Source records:
=======
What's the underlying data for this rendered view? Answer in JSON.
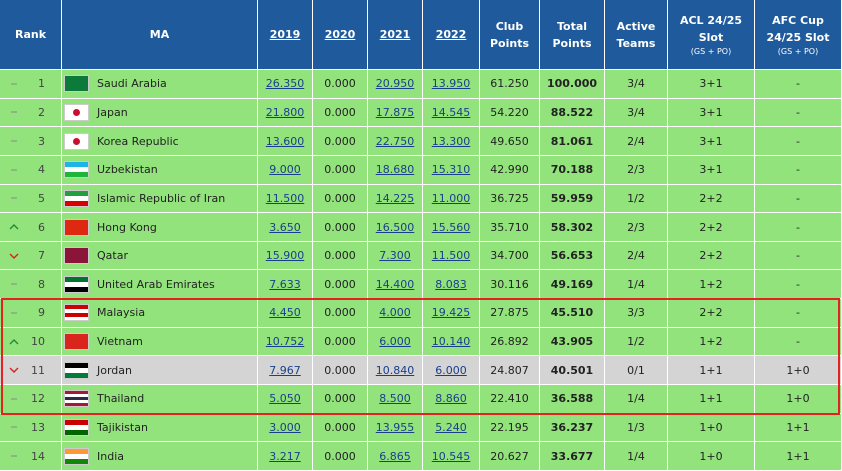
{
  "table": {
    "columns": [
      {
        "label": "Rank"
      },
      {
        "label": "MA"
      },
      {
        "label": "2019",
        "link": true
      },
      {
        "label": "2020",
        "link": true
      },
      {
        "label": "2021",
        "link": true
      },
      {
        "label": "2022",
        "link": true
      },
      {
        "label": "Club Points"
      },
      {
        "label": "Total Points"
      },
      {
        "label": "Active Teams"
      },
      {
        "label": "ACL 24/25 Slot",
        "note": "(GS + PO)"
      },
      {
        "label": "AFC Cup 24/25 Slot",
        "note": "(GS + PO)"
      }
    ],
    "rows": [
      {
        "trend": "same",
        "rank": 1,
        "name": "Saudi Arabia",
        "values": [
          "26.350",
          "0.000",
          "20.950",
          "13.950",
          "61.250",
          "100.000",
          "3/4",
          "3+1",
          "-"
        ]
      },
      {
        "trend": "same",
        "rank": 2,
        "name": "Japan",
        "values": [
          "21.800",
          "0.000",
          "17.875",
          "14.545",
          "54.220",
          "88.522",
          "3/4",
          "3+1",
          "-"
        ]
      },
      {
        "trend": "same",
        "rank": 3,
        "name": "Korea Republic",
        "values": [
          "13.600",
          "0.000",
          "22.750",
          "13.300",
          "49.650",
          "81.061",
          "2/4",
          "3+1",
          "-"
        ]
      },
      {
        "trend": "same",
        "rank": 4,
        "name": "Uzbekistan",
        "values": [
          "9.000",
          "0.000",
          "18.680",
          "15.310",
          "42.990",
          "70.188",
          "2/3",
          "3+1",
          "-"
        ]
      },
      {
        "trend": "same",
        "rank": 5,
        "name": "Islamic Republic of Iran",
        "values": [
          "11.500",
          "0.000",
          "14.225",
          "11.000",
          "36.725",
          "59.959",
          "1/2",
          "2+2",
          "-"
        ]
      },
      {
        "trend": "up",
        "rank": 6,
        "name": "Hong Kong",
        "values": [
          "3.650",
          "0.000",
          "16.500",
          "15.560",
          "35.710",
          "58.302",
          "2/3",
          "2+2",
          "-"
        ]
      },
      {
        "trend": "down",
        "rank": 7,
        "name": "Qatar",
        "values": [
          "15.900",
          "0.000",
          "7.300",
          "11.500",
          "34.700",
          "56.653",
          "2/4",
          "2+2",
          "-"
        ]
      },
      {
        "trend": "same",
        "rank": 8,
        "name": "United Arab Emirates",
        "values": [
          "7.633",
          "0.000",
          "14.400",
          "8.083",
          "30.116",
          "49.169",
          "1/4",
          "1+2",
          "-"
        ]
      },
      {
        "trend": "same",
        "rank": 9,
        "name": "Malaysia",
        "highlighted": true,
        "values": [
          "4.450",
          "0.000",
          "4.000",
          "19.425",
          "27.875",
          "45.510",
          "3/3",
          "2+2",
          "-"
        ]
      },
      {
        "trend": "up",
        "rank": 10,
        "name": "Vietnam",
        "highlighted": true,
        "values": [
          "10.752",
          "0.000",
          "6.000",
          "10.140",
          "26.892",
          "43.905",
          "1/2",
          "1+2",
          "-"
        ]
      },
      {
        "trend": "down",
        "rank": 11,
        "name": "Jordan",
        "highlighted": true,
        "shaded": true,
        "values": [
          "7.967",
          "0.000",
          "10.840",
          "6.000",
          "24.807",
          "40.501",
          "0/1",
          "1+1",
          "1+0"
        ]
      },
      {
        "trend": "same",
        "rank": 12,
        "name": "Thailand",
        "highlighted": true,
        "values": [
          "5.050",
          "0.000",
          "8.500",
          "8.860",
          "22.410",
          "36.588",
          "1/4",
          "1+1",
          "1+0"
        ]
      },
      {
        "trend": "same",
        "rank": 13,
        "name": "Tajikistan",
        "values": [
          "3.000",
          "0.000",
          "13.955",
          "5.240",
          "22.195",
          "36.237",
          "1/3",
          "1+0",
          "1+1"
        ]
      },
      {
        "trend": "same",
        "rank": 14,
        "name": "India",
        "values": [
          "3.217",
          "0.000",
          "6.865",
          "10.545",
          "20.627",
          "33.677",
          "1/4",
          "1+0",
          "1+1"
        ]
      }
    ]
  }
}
=======
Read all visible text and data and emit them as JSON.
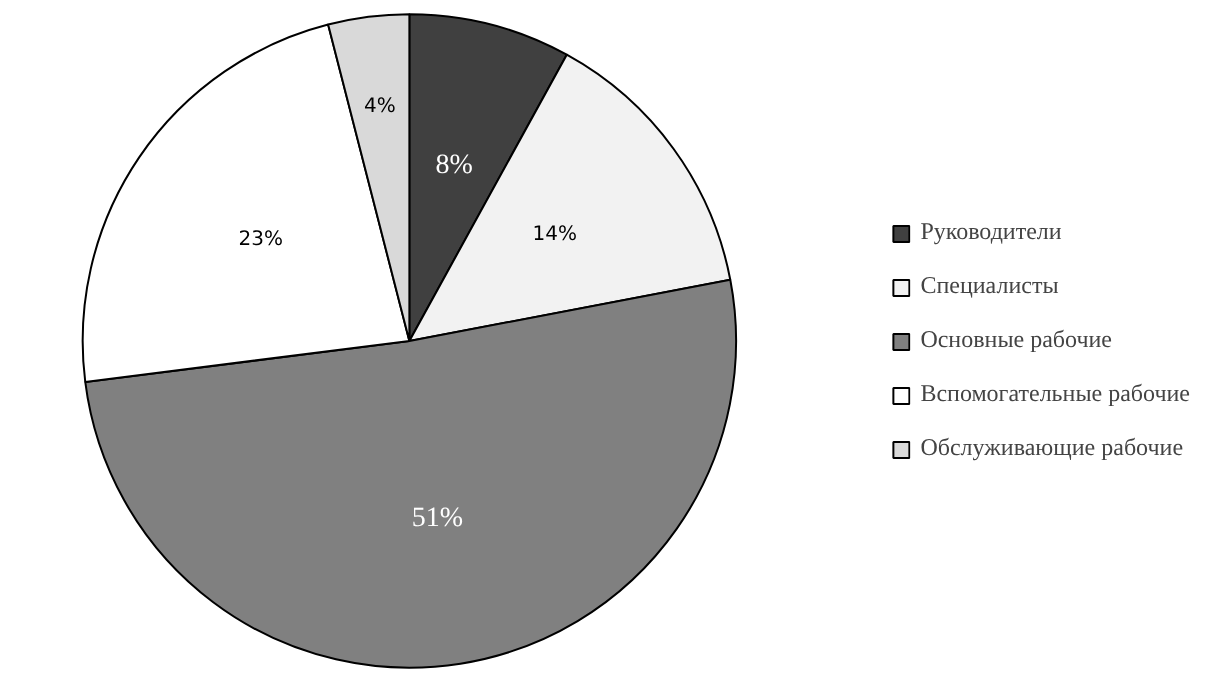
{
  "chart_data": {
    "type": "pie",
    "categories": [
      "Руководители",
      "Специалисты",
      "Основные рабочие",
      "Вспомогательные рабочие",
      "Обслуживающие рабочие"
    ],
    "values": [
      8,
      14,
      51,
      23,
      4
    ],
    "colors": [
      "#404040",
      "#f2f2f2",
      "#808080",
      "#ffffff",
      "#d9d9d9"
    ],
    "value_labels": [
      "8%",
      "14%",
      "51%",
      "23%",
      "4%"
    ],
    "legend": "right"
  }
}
=======
> [BRIEF]: Copy out each line in the preceding records that contains "Slot".

> [WRITTEN SOLUTION]:
        "label": "ACL 24/25 Slot",
        "label": "AFC Cup 24/25 Slot",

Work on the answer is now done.